== What is asked ==
Write out the whole listing exactly as it stands.

== Data lines ==
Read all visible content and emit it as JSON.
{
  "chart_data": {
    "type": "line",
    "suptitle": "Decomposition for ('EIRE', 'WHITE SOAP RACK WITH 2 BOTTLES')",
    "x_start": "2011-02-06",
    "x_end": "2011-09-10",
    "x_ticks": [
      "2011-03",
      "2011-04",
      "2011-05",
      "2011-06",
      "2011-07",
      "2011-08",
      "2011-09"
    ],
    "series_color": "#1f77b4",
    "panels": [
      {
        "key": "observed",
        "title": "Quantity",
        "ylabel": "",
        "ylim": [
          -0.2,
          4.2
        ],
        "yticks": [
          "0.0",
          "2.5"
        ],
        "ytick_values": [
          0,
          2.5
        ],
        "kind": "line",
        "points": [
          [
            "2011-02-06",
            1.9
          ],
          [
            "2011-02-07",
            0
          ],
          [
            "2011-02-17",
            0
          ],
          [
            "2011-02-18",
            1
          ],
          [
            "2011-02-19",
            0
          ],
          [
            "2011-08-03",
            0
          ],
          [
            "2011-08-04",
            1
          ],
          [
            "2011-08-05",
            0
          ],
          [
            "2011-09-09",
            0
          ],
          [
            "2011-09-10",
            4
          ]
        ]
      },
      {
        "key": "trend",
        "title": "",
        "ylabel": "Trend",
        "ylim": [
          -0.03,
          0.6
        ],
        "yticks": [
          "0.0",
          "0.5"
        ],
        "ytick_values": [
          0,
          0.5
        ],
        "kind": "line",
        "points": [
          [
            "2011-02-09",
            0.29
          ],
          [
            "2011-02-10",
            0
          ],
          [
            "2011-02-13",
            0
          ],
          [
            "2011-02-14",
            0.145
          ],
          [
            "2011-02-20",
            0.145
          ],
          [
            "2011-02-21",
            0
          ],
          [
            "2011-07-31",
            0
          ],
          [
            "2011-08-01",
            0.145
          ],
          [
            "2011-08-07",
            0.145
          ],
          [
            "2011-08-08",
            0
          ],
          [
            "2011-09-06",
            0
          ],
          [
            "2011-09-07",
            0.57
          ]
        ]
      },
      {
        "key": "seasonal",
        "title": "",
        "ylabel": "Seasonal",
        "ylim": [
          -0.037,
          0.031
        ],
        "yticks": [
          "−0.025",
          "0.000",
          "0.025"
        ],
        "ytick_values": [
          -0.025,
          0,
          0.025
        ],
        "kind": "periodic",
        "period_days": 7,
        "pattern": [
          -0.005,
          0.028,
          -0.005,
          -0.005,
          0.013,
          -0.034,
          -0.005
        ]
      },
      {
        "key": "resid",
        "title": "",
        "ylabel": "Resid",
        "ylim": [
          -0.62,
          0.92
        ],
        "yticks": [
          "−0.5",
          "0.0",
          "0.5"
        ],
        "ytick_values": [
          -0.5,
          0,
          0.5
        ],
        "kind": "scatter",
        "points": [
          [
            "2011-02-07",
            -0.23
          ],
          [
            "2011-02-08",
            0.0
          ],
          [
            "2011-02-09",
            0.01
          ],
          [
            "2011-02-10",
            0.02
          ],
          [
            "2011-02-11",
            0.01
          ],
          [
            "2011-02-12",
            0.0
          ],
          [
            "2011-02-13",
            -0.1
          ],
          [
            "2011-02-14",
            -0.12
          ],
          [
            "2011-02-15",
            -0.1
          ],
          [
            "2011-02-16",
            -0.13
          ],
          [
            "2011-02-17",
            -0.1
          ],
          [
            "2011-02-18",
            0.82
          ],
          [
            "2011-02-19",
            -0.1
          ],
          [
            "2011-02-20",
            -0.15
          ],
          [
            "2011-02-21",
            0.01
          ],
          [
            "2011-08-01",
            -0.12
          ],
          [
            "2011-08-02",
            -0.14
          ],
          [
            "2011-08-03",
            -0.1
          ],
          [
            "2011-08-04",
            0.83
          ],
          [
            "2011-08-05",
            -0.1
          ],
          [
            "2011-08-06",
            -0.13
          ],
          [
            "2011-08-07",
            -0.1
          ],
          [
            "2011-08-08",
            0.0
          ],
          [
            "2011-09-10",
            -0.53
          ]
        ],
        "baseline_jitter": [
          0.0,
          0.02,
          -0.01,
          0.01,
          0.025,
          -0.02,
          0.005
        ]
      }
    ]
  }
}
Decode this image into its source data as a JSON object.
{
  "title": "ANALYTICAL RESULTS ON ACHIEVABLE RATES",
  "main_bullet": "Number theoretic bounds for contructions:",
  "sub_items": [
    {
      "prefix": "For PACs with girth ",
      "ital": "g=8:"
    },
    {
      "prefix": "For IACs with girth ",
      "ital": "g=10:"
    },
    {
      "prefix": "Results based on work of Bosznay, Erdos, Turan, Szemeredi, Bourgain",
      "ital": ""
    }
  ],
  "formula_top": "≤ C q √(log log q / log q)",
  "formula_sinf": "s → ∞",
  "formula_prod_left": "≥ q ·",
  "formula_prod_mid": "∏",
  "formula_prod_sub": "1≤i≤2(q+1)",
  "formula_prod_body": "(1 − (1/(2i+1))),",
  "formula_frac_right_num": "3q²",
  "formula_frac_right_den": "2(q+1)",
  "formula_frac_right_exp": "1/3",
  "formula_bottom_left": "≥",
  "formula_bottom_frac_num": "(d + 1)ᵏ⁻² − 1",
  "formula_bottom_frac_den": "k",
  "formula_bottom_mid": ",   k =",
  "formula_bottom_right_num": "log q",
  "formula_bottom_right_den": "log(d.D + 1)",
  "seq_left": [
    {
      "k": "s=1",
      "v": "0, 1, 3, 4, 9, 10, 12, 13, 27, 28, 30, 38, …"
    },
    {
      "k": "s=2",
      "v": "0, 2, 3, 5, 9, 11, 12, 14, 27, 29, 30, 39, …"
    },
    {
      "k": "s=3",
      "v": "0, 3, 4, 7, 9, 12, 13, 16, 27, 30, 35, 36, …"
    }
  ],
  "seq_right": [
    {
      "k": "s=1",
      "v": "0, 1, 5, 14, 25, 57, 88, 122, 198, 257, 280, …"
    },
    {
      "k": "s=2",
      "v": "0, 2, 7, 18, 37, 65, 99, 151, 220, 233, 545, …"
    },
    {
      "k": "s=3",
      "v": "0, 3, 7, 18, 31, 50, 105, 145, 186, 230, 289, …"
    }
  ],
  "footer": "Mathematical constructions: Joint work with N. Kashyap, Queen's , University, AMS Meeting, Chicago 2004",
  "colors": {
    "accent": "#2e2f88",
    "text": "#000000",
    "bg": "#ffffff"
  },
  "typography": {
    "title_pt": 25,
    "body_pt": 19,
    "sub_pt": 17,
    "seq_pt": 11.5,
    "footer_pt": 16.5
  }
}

== Expected answer ==
Read all visible content and emit it as JSON.
{
  "chart_data": {
    "type": "line",
    "suptitle": "Decomposition for ('EIRE', 'WHITE SOAP RACK WITH 2 BOTTLES')",
    "x_start": "2011-02-06",
    "x_end": "2011-09-10",
    "x_ticks": [
      "2011-03",
      "2011-04",
      "2011-05",
      "2011-06",
      "2011-07",
      "2011-08",
      "2011-09"
    ],
    "series_color": "#1f77b4",
    "panels": [
      {
        "key": "observed",
        "title": "Quantity",
        "ylabel": "",
        "ylim": [
          -0.2,
          4.2
        ],
        "yticks": [
          "0.0",
          "2.5"
        ],
        "ytick_values": [
          0,
          2.5
        ],
        "kind": "line",
        "points": [
          [
            "2011-02-06",
            1.9
          ],
          [
            "2011-02-07",
            0
          ],
          [
            "2011-02-17",
            0
          ],
          [
            "2011-02-18",
            1
          ],
          [
            "2011-02-19",
            0
          ],
          [
            "2011-08-03",
            0
          ],
          [
            "2011-08-04",
            1
          ],
          [
            "2011-08-05",
            0
          ],
          [
            "2011-09-09",
            0
          ],
          [
            "2011-09-10",
            4
          ]
        ]
      },
      {
        "key": "trend",
        "title": "",
        "ylabel": "Trend",
        "ylim": [
          -0.03,
          0.6
        ],
        "yticks": [
          "0.0",
          "0.5"
        ],
        "ytick_values": [
          0,
          0.5
        ],
        "kind": "line",
        "points": [
          [
            "2011-02-09",
            0.29
          ],
          [
            "2011-02-10",
            0
          ],
          [
            "2011-02-13",
            0
          ],
          [
            "2011-02-14",
            0.145
          ],
          [
            "2011-02-20",
            0.145
          ],
          [
            "2011-02-21",
            0
          ],
          [
            "2011-07-31",
            0
          ],
          [
            "2011-08-01",
            0.145
          ],
          [
            "2011-08-07",
            0.145
          ],
          [
            "2011-08-08",
            0
          ],
          [
            "2011-09-06",
            0
          ],
          [
            "2011-09-07",
            0.57
          ]
        ]
      },
      {
        "key": "seasonal",
        "title": "",
        "ylabel": "Seasonal",
        "ylim": [
          -0.037,
          0.031
        ],
        "yticks": [
          "−0.025",
          "0.000",
          "0.025"
        ],
        "ytick_values": [
          -0.025,
          0,
          0.025
        ],
        "kind": "periodic",
        "period_days": 7,
        "pattern": [
          -0.005,
          0.028,
          -0.005,
          -0.005,
          0.013,
          -0.034,
          -0.005
        ]
      },
      {
        "key": "resid",
        "title": "",
        "ylabel": "Resid",
        "ylim": [
          -0.62,
          0.92
        ],
        "yticks": [
          "−0.5",
          "0.0",
          "0.5"
        ],
        "ytick_values": [
          -0.5,
          0,
          0.5
        ],
        "kind": "scatter",
        "points": [
          [
            "2011-02-07",
            -0.23
          ],
          [
            "2011-02-08",
            0.0
          ],
          [
            "2011-02-09",
            0.01
          ],
          [
            "2011-02-10",
            0.02
          ],
          [
            "2011-02-11",
            0.01
          ],
          [
            "2011-02-12",
            0.0
          ],
          [
            "2011-02-13",
            -0.1
          ],
          [
            "2011-02-14",
            -0.12
          ],
          [
            "2011-02-15",
            -0.1
          ],
          [
            "2011-02-16",
            -0.13
          ],
          [
            "2011-02-17",
            -0.1
          ],
          [
            "2011-02-18",
            0.82
          ],
          [
            "2011-02-19",
            -0.1
          ],
          [
            "2011-02-20",
            -0.15
          ],
          [
            "2011-02-21",
            0.01
          ],
          [
            "2011-08-01",
            -0.12
          ],
          [
            "2011-08-02",
            -0.14
          ],
          [
            "2011-08-03",
            -0.1
          ],
          [
            "2011-08-04",
            0.83
          ],
          [
            "2011-08-05",
            -0.1
          ],
          [
            "2011-08-06",
            -0.13
          ],
          [
            "2011-08-07",
            -0.1
          ],
          [
            "2011-08-08",
            0.0
          ],
          [
            "2011-09-10",
            -0.53
          ]
        ],
        "baseline_jitter": [
          0.0,
          0.02,
          -0.01,
          0.01,
          0.025,
          -0.02,
          0.005
        ]
      }
    ]
  }
}
Decode this image into its source data as a JSON object.
{
  "title": "ANALYTICAL RESULTS ON ACHIEVABLE RATES",
  "main_bullet": "Number theoretic bounds for contructions:",
  "sub_items": [
    {
      "prefix": "For PACs with girth ",
      "ital": "g=8:"
    },
    {
      "prefix": "For IACs with girth ",
      "ital": "g=10:"
    },
    {
      "prefix": "Results based on work of Bosznay, Erdos, Turan, Szemeredi, Bourgain",
      "ital": ""
    }
  ],
  "formula_top": "≤ C q √(log log q / log q)",
  "formula_sinf": "s → ∞",
  "formula_prod_left": "≥ q ·",
  "formula_prod_mid": "∏",
  "formula_prod_sub": "1≤i≤2(q+1)",
  "formula_prod_body": "(1 − (1/(2i+1))),",
  "formula_frac_right_num": "3q²",
  "formula_frac_right_den": "2(q+1)",
  "formula_frac_right_exp": "1/3",
  "formula_bottom_left": "≥",
  "formula_bottom_frac_num": "(d + 1)ᵏ⁻² − 1",
  "formula_bottom_frac_den": "k",
  "formula_bottom_mid": ",   k =",
  "formula_bottom_right_num": "log q",
  "formula_bottom_right_den": "log(d.D + 1)",
  "seq_left": [
    {
      "k": "s=1",
      "v": "0, 1, 3, 4, 9, 10, 12, 13, 27, 28, 30, 38, …"
    },
    {
      "k": "s=2",
      "v": "0, 2, 3, 5, 9, 11, 12, 14, 27, 29, 30, 39, …"
    },
    {
      "k": "s=3",
      "v": "0, 3, 4, 7, 9, 12, 13, 16, 27, 30, 35, 36, …"
    }
  ],
  "seq_right": [
    {
      "k": "s=1",
      "v": "0, 1, 5, 14, 25, 57, 88, 122, 198, 257, 280, …"
    },
    {
      "k": "s=2",
      "v": "0, 2, 7, 18, 37, 65, 99, 151, 220, 233, 545, …"
    },
    {
      "k": "s=3",
      "v": "0, 3, 7, 18, 31, 50, 105, 145, 186, 230, 289, …"
    }
  ],
  "footer": "Mathematical constructions: Joint work with N. Kashyap, Queen's , University, AMS Meeting, Chicago 2004",
  "colors": {
    "accent": "#2e2f88",
    "text": "#000000",
    "bg": "#ffffff"
  },
  "typography": {
    "title_pt": 25,
    "body_pt": 19,
    "sub_pt": 17,
    "seq_pt": 11.5,
    "footer_pt": 16.5
  }
}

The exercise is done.